**WHAT IS NEEDED**
Beneath this task is a listing; retype all of it exactly.

■ ■ ■

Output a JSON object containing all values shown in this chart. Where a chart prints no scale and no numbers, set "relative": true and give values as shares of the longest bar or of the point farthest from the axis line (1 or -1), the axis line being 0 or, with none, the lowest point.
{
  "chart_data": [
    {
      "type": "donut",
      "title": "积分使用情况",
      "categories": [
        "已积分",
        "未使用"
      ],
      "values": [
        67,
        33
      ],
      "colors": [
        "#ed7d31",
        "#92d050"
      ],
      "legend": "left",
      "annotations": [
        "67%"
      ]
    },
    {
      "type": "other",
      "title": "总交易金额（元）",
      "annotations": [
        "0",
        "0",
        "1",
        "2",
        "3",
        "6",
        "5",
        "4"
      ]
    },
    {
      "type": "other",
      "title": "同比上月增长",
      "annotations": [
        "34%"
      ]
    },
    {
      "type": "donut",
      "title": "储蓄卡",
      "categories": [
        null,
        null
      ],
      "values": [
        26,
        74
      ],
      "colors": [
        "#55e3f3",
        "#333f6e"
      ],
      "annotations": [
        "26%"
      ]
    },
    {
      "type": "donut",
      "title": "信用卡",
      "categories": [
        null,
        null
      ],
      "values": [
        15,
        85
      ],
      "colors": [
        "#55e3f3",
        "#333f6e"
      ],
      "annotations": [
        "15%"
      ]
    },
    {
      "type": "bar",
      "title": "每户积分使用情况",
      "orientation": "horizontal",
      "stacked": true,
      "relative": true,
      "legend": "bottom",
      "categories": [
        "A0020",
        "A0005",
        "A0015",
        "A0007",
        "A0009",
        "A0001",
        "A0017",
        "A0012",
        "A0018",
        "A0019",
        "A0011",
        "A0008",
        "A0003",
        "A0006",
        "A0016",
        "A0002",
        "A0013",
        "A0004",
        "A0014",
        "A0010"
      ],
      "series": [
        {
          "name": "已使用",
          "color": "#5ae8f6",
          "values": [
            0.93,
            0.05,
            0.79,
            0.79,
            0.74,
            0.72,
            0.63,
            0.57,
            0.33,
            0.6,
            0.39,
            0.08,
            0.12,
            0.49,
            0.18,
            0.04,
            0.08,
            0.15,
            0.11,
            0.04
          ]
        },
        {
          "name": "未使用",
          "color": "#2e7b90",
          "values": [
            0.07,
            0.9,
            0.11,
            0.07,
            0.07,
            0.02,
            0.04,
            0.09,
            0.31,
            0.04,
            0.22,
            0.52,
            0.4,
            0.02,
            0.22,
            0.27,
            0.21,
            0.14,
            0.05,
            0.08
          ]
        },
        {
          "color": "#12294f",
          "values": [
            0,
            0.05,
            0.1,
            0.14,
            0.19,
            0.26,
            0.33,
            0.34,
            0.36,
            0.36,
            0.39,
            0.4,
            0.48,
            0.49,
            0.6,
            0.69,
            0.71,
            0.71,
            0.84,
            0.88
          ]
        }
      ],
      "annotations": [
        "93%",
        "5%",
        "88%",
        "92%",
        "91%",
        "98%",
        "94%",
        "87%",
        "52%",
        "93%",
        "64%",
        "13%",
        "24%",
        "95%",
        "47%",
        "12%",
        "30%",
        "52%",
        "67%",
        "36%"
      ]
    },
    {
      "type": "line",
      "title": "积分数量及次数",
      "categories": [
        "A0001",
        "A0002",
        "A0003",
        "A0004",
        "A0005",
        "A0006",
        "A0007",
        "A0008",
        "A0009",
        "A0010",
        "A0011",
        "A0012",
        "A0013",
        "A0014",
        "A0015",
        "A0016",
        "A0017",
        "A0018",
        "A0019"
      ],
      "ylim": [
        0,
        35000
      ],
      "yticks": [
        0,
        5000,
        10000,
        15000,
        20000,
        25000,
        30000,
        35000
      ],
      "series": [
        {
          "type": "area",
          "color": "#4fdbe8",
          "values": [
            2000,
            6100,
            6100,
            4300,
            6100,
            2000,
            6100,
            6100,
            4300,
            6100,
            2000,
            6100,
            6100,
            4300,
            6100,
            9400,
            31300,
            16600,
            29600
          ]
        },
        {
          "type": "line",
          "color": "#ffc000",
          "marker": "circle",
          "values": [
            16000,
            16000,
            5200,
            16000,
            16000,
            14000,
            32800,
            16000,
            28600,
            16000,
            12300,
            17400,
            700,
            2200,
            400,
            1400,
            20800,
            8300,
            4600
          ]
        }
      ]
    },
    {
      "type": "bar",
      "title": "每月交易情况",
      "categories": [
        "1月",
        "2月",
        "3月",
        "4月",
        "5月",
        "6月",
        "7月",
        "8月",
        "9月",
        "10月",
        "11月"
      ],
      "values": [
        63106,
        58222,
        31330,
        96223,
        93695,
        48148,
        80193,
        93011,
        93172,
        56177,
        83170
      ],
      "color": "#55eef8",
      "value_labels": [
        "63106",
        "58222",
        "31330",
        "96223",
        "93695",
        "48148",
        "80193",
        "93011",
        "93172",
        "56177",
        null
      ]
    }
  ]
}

■ ■ ■

**OUTPUT OF THE TASK**
Output a JSON object containing all values shown in this chart. Where a chart prints no scale and no numbers, set "relative": true and give values as shares of the longest bar or of the point farthest from the axis line (1 or -1), the axis line being 0 or, with none, the lowest point.
{
  "chart_data": [
    {
      "type": "donut",
      "title": "积分使用情况",
      "categories": [
        "已积分",
        "未使用"
      ],
      "values": [
        67,
        33
      ],
      "colors": [
        "#ed7d31",
        "#92d050"
      ],
      "legend": "left",
      "annotations": [
        "67%"
      ]
    },
    {
      "type": "other",
      "title": "总交易金额（元）",
      "annotations": [
        "0",
        "0",
        "1",
        "2",
        "3",
        "6",
        "5",
        "4"
      ]
    },
    {
      "type": "other",
      "title": "同比上月增长",
      "annotations": [
        "34%"
      ]
    },
    {
      "type": "donut",
      "title": "储蓄卡",
      "categories": [
        null,
        null
      ],
      "values": [
        26,
        74
      ],
      "colors": [
        "#55e3f3",
        "#333f6e"
      ],
      "annotations": [
        "26%"
      ]
    },
    {
      "type": "donut",
      "title": "信用卡",
      "categories": [
        null,
        null
      ],
      "values": [
        15,
        85
      ],
      "colors": [
        "#55e3f3",
        "#333f6e"
      ],
      "annotations": [
        "15%"
      ]
    },
    {
      "type": "bar",
      "title": "每户积分使用情况",
      "orientation": "horizontal",
      "stacked": true,
      "relative": true,
      "legend": "bottom",
      "categories": [
        "A0020",
        "A0005",
        "A0015",
        "A0007",
        "A0009",
        "A0001",
        "A0017",
        "A0012",
        "A0018",
        "A0019",
        "A0011",
        "A0008",
        "A0003",
        "A0006",
        "A0016",
        "A0002",
        "A0013",
        "A0004",
        "A0014",
        "A0010"
      ],
      "series": [
        {
          "name": "已使用",
          "color": "#5ae8f6",
          "values": [
            0.93,
            0.05,
            0.79,
            0.79,
            0.74,
            0.72,
            0.63,
            0.57,
            0.33,
            0.6,
            0.39,
            0.08,
            0.12,
            0.49,
            0.18,
            0.04,
            0.08,
            0.15,
            0.11,
            0.04
          ]
        },
        {
          "name": "未使用",
          "color": "#2e7b90",
          "values": [
            0.07,
            0.9,
            0.11,
            0.07,
            0.07,
            0.02,
            0.04,
            0.09,
            0.31,
            0.04,
            0.22,
            0.52,
            0.4,
            0.02,
            0.22,
            0.27,
            0.21,
            0.14,
            0.05,
            0.08
          ]
        },
        {
          "color": "#12294f",
          "values": [
            0,
            0.05,
            0.1,
            0.14,
            0.19,
            0.26,
            0.33,
            0.34,
            0.36,
            0.36,
            0.39,
            0.4,
            0.48,
            0.49,
            0.6,
            0.69,
            0.71,
            0.71,
            0.84,
            0.88
          ]
        }
      ],
      "annotations": [
        "93%",
        "5%",
        "88%",
        "92%",
        "91%",
        "98%",
        "94%",
        "87%",
        "52%",
        "93%",
        "64%",
        "13%",
        "24%",
        "95%",
        "47%",
        "12%",
        "30%",
        "52%",
        "67%",
        "36%"
      ]
    },
    {
      "type": "line",
      "title": "积分数量及次数",
      "categories": [
        "A0001",
        "A0002",
        "A0003",
        "A0004",
        "A0005",
        "A0006",
        "A0007",
        "A0008",
        "A0009",
        "A0010",
        "A0011",
        "A0012",
        "A0013",
        "A0014",
        "A0015",
        "A0016",
        "A0017",
        "A0018",
        "A0019"
      ],
      "ylim": [
        0,
        35000
      ],
      "yticks": [
        0,
        5000,
        10000,
        15000,
        20000,
        25000,
        30000,
        35000
      ],
      "series": [
        {
          "type": "area",
          "color": "#4fdbe8",
          "values": [
            2000,
            6100,
            6100,
            4300,
            6100,
            2000,
            6100,
            6100,
            4300,
            6100,
            2000,
            6100,
            6100,
            4300,
            6100,
            9400,
            31300,
            16600,
            29600
          ]
        },
        {
          "type": "line",
          "color": "#ffc000",
          "marker": "circle",
          "values": [
            16000,
            16000,
            5200,
            16000,
            16000,
            14000,
            32800,
            16000,
            28600,
            16000,
            12300,
            17400,
            700,
            2200,
            400,
            1400,
            20800,
            8300,
            4600
          ]
        }
      ]
    },
    {
      "type": "bar",
      "title": "每月交易情况",
      "categories": [
        "1月",
        "2月",
        "3月",
        "4月",
        "5月",
        "6月",
        "7月",
        "8月",
        "9月",
        "10月",
        "11月"
      ],
      "values": [
        63106,
        58222,
        31330,
        96223,
        93695,
        48148,
        80193,
        93011,
        93172,
        56177,
        83170
      ],
      "color": "#55eef8",
      "value_labels": [
        "63106",
        "58222",
        "31330",
        "96223",
        "93695",
        "48148",
        "80193",
        "93011",
        "93172",
        "56177",
        null
      ]
    }
  ]
}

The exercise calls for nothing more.